### Task description
Copy out all the records, word for word.

--- START Task material ---

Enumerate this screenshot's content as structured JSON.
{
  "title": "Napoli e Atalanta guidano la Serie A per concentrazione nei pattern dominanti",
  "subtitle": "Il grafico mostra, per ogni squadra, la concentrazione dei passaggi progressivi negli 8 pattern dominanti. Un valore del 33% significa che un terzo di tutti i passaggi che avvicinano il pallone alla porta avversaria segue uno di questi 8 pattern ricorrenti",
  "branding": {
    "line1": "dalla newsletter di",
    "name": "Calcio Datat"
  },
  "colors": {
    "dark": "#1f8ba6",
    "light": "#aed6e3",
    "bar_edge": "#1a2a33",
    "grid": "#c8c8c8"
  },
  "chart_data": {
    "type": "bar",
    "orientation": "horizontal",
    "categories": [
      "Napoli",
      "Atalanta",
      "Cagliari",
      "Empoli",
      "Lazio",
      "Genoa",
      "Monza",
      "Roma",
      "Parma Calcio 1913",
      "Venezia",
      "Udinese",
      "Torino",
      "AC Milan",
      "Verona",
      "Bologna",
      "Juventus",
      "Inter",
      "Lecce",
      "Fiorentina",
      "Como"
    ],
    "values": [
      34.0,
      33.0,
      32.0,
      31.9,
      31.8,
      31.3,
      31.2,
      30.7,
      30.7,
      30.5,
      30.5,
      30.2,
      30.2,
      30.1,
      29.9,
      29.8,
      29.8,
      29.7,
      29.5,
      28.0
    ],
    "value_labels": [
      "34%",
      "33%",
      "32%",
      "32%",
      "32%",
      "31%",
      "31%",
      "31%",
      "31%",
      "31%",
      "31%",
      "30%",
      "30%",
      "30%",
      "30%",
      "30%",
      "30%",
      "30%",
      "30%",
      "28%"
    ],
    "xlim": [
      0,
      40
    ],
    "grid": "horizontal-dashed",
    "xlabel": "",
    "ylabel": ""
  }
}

--- END Task material ---

### Written reply
Enumerate this screenshot's content as structured JSON.
{
  "title": "Napoli e Atalanta guidano la Serie A per concentrazione nei pattern dominanti",
  "subtitle": "Il grafico mostra, per ogni squadra, la concentrazione dei passaggi progressivi negli 8 pattern dominanti. Un valore del 33% significa che un terzo di tutti i passaggi che avvicinano il pallone alla porta avversaria segue uno di questi 8 pattern ricorrenti",
  "branding": {
    "line1": "dalla newsletter di",
    "name": "Calcio Datat"
  },
  "colors": {
    "dark": "#1f8ba6",
    "light": "#aed6e3",
    "bar_edge": "#1a2a33",
    "grid": "#c8c8c8"
  },
  "chart_data": {
    "type": "bar",
    "orientation": "horizontal",
    "categories": [
      "Napoli",
      "Atalanta",
      "Cagliari",
      "Empoli",
      "Lazio",
      "Genoa",
      "Monza",
      "Roma",
      "Parma Calcio 1913",
      "Venezia",
      "Udinese",
      "Torino",
      "AC Milan",
      "Verona",
      "Bologna",
      "Juventus",
      "Inter",
      "Lecce",
      "Fiorentina",
      "Como"
    ],
    "values": [
      34.0,
      33.0,
      32.0,
      31.9,
      31.8,
      31.3,
      31.2,
      30.7,
      30.7,
      30.5,
      30.5,
      30.2,
      30.2,
      30.1,
      29.9,
      29.8,
      29.8,
      29.7,
      29.5,
      28.0
    ],
    "value_labels": [
      "34%",
      "33%",
      "32%",
      "32%",
      "32%",
      "31%",
      "31%",
      "31%",
      "31%",
      "31%",
      "31%",
      "30%",
      "30%",
      "30%",
      "30%",
      "30%",
      "30%",
      "30%",
      "30%",
      "28%"
    ],
    "xlim": [
      0,
      40
    ],
    "grid": "horizontal-dashed",
    "xlabel": "",
    "ylabel": ""
  }
}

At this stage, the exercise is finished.